**What you should do:** Set down, without alteration, the lines from the one that contains "What's the underlying" through the final line of the material below.

========================================================================

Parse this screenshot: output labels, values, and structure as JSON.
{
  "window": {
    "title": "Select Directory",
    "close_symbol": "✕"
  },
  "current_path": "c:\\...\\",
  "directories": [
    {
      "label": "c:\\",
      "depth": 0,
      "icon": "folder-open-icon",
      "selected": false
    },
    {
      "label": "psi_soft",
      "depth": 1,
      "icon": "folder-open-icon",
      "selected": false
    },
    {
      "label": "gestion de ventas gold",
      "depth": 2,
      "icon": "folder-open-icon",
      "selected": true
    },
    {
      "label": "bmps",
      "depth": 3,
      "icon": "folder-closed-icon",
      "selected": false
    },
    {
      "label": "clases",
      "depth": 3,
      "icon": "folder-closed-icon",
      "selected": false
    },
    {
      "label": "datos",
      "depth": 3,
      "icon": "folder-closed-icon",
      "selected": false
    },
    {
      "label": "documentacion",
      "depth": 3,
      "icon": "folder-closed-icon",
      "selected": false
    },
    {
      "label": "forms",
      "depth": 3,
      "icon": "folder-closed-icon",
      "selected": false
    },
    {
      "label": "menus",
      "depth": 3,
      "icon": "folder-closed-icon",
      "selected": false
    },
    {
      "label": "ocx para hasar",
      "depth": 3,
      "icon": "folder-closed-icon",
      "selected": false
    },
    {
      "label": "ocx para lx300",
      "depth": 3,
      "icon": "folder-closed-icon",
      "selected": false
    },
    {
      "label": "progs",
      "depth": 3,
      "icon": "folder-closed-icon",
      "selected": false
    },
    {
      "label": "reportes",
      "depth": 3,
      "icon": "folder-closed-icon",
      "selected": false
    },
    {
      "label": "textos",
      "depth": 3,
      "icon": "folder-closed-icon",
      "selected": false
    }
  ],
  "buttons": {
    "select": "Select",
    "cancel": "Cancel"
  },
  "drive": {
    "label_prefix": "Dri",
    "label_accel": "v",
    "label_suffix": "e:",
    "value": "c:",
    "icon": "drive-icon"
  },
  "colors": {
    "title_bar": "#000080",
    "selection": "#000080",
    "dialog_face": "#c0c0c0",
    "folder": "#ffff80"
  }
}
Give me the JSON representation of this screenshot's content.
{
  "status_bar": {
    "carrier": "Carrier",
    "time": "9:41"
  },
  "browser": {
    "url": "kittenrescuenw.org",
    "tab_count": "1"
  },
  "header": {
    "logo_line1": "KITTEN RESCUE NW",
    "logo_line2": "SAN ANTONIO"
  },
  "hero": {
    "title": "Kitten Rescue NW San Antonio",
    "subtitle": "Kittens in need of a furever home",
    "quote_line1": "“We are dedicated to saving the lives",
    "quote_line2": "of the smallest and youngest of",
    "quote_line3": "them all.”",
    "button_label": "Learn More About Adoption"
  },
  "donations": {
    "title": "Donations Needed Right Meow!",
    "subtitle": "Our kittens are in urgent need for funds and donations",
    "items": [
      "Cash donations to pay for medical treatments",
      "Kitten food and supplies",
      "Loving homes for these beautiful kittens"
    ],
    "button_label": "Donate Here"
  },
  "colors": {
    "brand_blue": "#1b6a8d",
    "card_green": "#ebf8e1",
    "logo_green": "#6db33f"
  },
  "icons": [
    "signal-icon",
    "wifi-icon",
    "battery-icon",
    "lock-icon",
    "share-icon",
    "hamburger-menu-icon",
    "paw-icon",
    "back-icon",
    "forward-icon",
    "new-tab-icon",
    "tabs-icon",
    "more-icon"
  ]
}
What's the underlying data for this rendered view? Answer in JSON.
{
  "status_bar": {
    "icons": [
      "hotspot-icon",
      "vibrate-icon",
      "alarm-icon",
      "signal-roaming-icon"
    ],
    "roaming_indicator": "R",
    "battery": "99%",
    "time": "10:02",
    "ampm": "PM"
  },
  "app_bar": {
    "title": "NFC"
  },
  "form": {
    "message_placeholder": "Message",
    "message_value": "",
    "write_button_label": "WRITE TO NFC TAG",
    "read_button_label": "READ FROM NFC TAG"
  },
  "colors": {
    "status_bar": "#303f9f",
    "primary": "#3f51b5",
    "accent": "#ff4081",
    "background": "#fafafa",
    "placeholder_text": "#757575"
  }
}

========================================================================

**Written solution:**
What's the underlying data for this rendered view? Answer in JSON.
{
  "status_bar": {
    "icons": [
      "hotspot-icon",
      "vibrate-icon",
      "alarm-icon",
      "signal-roaming-icon"
    ],
    "roaming_indicator": "R",
    "battery": "99%",
    "time": "10:02",
    "ampm": "PM"
  },
  "app_bar": {
    "title": "NFC"
  },
  "form": {
    "message_placeholder": "Message",
    "message_value": "",
    "write_button_label": "WRITE TO NFC TAG",
    "read_button_label": "READ FROM NFC TAG"
  },
  "colors": {
    "status_bar": "#303f9f",
    "primary": "#3f51b5",
    "accent": "#ff4081",
    "background": "#fafafa",
    "placeholder_text": "#757575"
  }
}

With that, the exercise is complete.